→ The request: Give back the records below exactly, every one, with no pictures.

→ Entries supplied:
##########

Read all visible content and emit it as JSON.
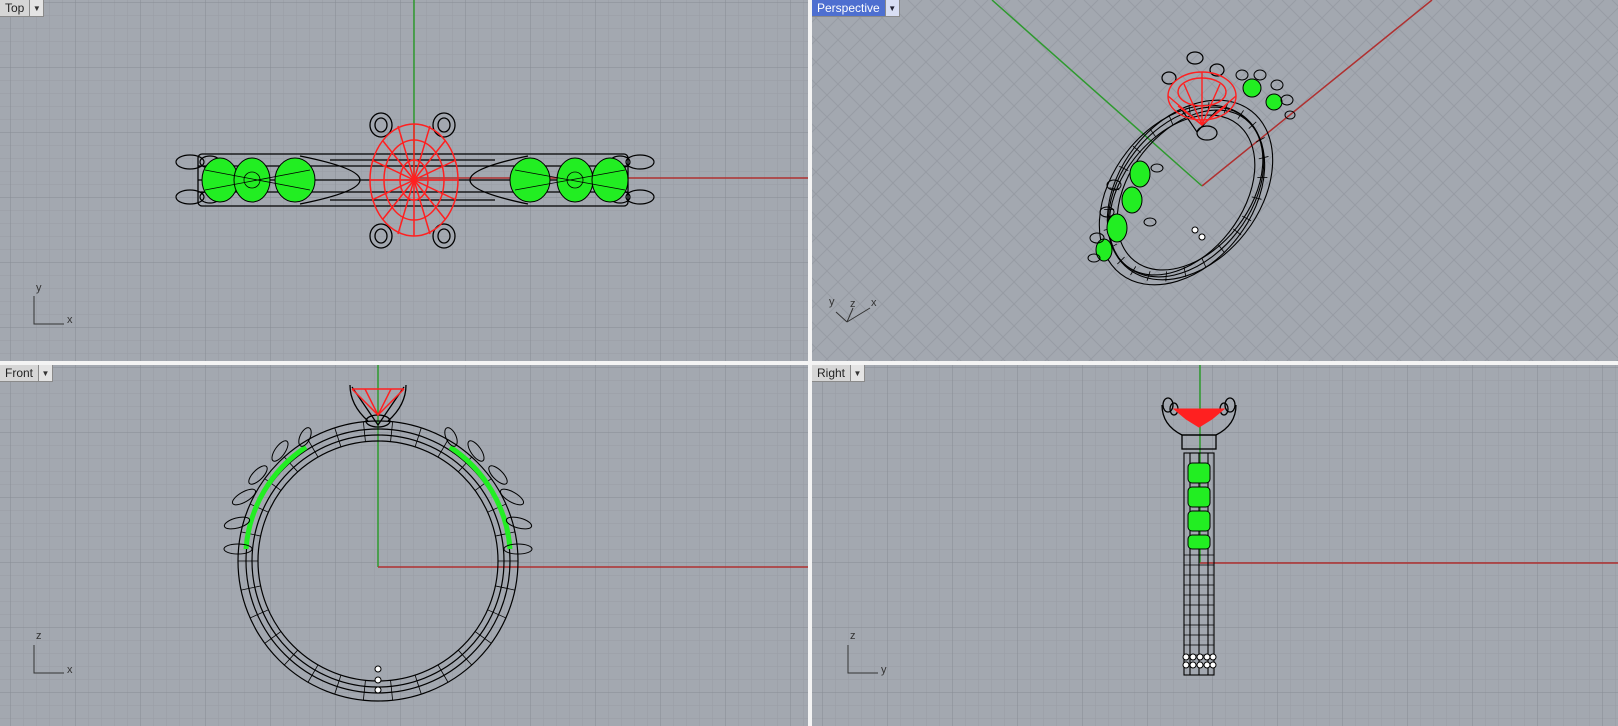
{
  "viewports": {
    "top": {
      "label": "Top",
      "axis_h": "x",
      "axis_v": "y",
      "active": false
    },
    "persp": {
      "label": "Perspective",
      "axis_x": "x",
      "axis_y": "y",
      "axis_z": "z",
      "active": true
    },
    "front": {
      "label": "Front",
      "axis_h": "x",
      "axis_v": "z",
      "active": false
    },
    "right": {
      "label": "Right",
      "axis_h": "y",
      "axis_v": "z",
      "active": false
    }
  },
  "dropdown_icon": "triangle-down-icon",
  "colors": {
    "background": "#a3a8b0",
    "grid_minor": "#9a9fa7",
    "grid_major": "#8a8f97",
    "x_axis": "#b03030",
    "y_axis": "#2e9a2e",
    "wire": "#000000",
    "center_stone": "#ff2020",
    "side_stones": "#22ee22"
  }
}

##########

→ Solution for this task:
Read all visible content and emit it as JSON.
{
  "viewports": {
    "top": {
      "label": "Top",
      "axis_h": "x",
      "axis_v": "y",
      "active": false
    },
    "persp": {
      "label": "Perspective",
      "axis_x": "x",
      "axis_y": "y",
      "axis_z": "z",
      "active": true
    },
    "front": {
      "label": "Front",
      "axis_h": "x",
      "axis_v": "z",
      "active": false
    },
    "right": {
      "label": "Right",
      "axis_h": "y",
      "axis_v": "z",
      "active": false
    }
  },
  "dropdown_icon": "triangle-down-icon",
  "colors": {
    "background": "#a3a8b0",
    "grid_minor": "#9a9fa7",
    "grid_major": "#8a8f97",
    "x_axis": "#b03030",
    "y_axis": "#2e9a2e",
    "wire": "#000000",
    "center_stone": "#ff2020",
    "side_stones": "#22ee22"
  }
}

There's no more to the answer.